Aim of the task:
Single out the lines of the material that contain "must" and copy them.

--- Data for processing ---

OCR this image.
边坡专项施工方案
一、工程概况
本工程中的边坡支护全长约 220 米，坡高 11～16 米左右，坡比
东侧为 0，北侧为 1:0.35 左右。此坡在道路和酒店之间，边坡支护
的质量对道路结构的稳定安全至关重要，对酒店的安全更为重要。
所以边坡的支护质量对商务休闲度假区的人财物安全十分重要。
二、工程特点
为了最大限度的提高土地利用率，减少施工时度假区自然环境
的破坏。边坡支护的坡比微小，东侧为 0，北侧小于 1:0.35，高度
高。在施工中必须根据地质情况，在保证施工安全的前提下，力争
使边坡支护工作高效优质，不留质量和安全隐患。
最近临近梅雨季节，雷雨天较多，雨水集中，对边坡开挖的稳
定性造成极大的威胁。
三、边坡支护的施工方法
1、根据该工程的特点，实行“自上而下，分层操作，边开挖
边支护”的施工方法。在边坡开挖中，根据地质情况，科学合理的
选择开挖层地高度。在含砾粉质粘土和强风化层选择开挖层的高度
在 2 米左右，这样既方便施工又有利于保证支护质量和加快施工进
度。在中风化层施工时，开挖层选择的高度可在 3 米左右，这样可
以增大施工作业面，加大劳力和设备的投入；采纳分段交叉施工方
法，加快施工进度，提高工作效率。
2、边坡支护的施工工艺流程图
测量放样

---
--- Data for processing ---

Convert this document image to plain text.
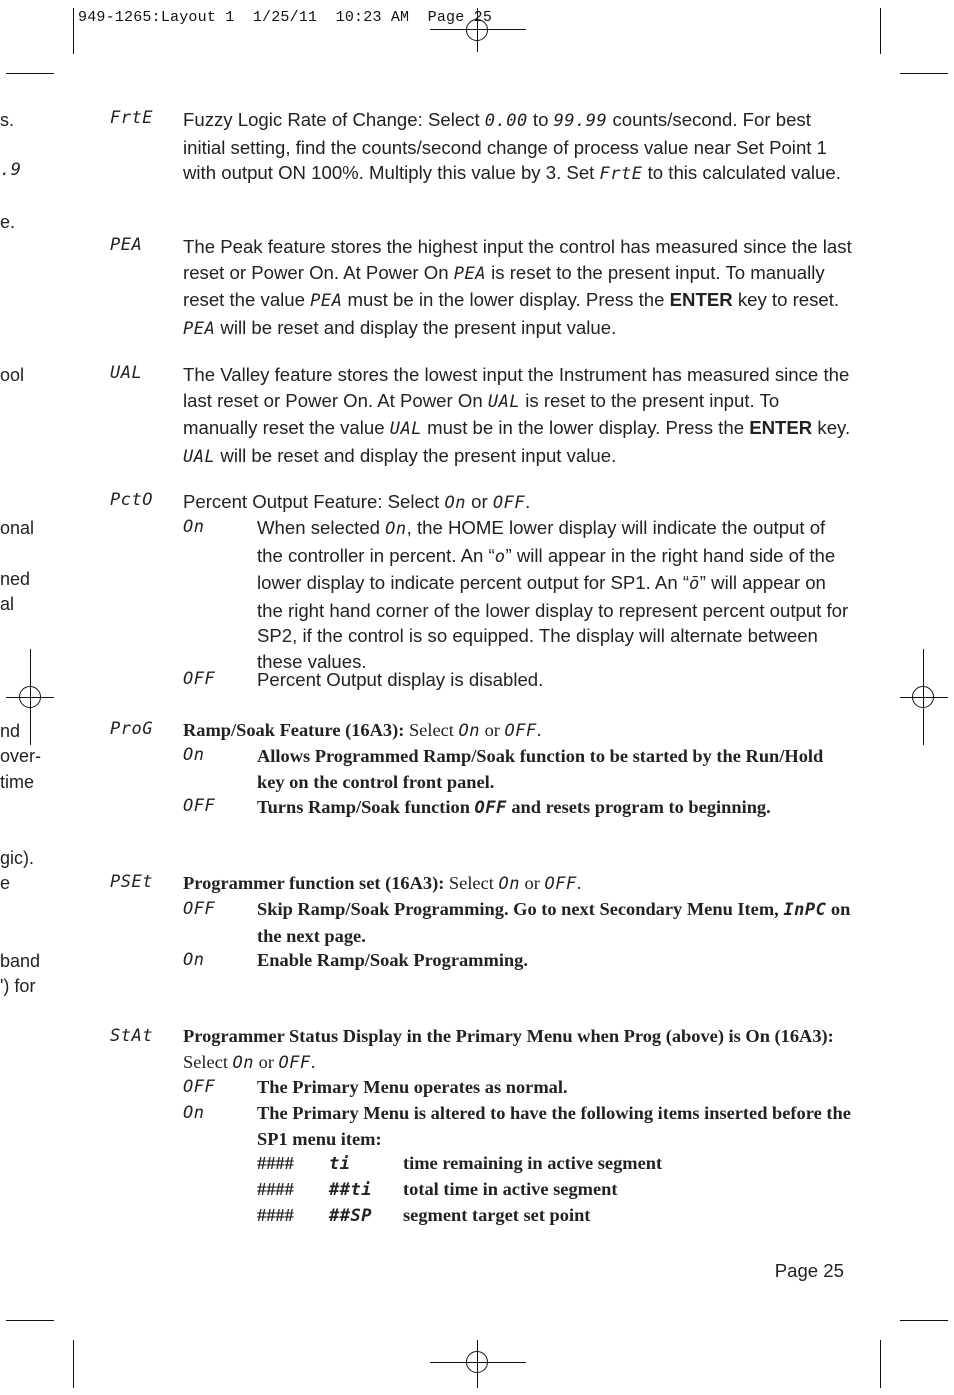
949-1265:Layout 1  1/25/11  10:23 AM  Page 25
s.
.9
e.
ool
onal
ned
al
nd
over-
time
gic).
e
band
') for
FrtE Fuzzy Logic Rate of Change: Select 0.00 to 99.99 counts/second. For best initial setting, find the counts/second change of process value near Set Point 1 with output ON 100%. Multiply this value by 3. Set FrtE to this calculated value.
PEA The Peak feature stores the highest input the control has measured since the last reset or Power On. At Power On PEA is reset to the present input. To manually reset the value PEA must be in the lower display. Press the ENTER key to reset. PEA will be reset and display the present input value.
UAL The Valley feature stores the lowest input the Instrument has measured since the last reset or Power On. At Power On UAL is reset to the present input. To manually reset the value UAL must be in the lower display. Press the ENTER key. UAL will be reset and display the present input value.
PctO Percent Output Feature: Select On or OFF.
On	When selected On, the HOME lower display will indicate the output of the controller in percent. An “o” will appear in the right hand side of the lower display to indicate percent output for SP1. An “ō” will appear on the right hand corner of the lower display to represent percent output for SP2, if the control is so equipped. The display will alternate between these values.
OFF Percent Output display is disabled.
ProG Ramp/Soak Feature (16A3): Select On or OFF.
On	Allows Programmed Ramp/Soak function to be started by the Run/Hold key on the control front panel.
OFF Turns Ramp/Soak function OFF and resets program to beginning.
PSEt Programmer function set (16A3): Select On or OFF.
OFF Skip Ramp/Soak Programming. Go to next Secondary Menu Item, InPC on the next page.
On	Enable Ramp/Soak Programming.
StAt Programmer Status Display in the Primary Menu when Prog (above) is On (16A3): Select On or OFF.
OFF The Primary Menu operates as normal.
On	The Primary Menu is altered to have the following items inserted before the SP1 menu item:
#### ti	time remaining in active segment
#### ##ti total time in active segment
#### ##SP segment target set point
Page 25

---
--- Data for processing ---

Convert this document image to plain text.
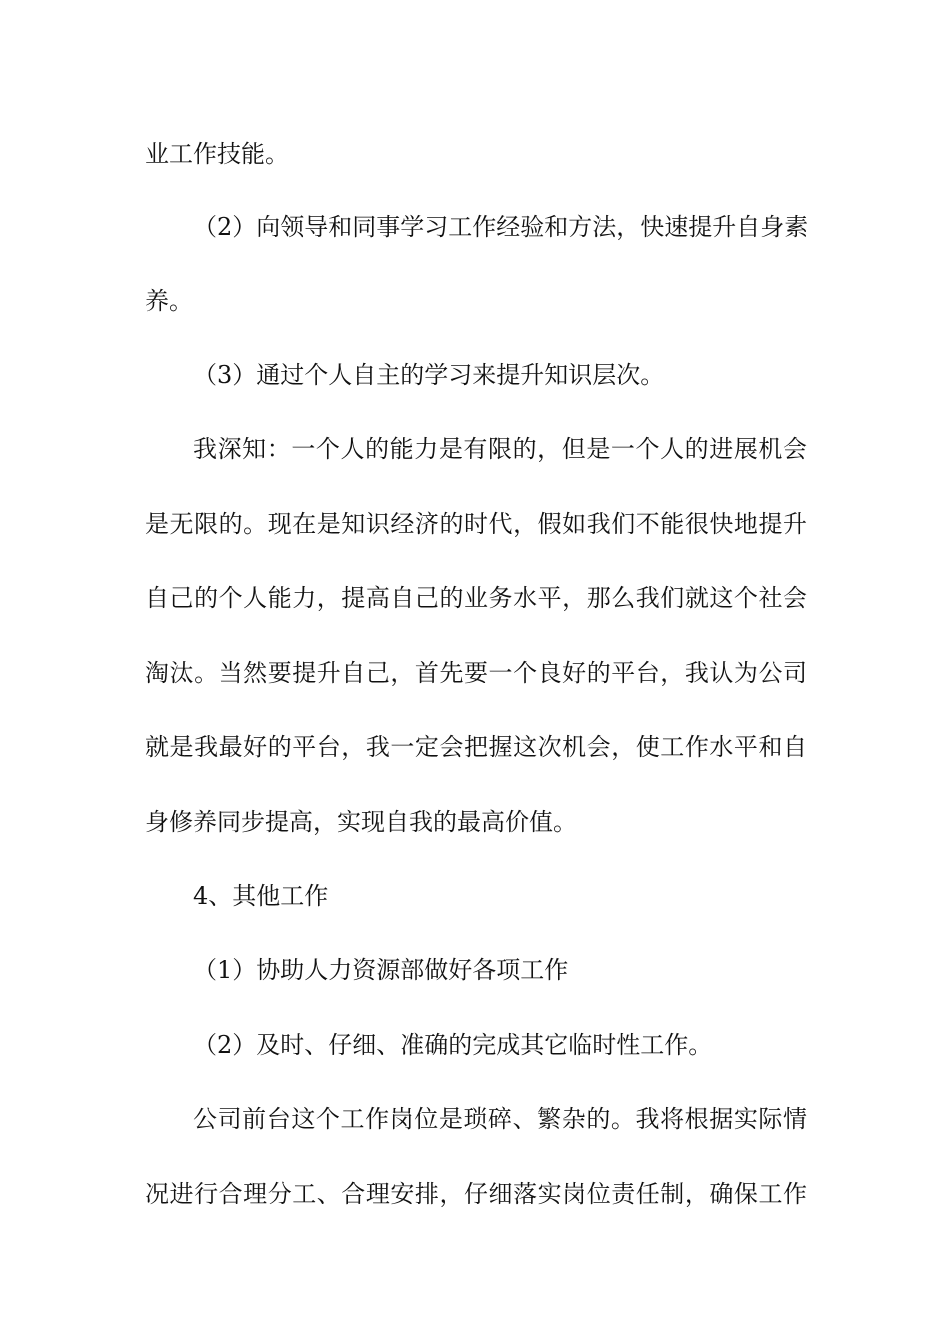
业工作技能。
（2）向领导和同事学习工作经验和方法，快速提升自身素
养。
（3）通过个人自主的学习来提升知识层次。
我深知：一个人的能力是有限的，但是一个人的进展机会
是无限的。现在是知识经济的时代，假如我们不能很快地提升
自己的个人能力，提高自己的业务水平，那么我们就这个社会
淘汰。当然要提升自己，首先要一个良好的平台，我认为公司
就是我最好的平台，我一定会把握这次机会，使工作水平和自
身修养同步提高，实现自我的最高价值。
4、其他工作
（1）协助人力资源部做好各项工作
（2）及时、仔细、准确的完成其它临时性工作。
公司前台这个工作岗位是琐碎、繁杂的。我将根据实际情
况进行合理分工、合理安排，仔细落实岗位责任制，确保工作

---

Solved problem:
PEA The Peak feature stores the highest input the control has measured since the last reset or Power On. At Power On PEA is reset to the present input. To manually reset the value PEA must be in the lower display. Press the ENTER key to reset. PEA will be reset and display the present input value.
UAL The Valley feature stores the lowest input the Instrument has measured since the last reset or Power On. At Power On UAL is reset to the present input. To manually reset the value UAL must be in the lower display. Press the ENTER key. UAL will be reset and display the present input value.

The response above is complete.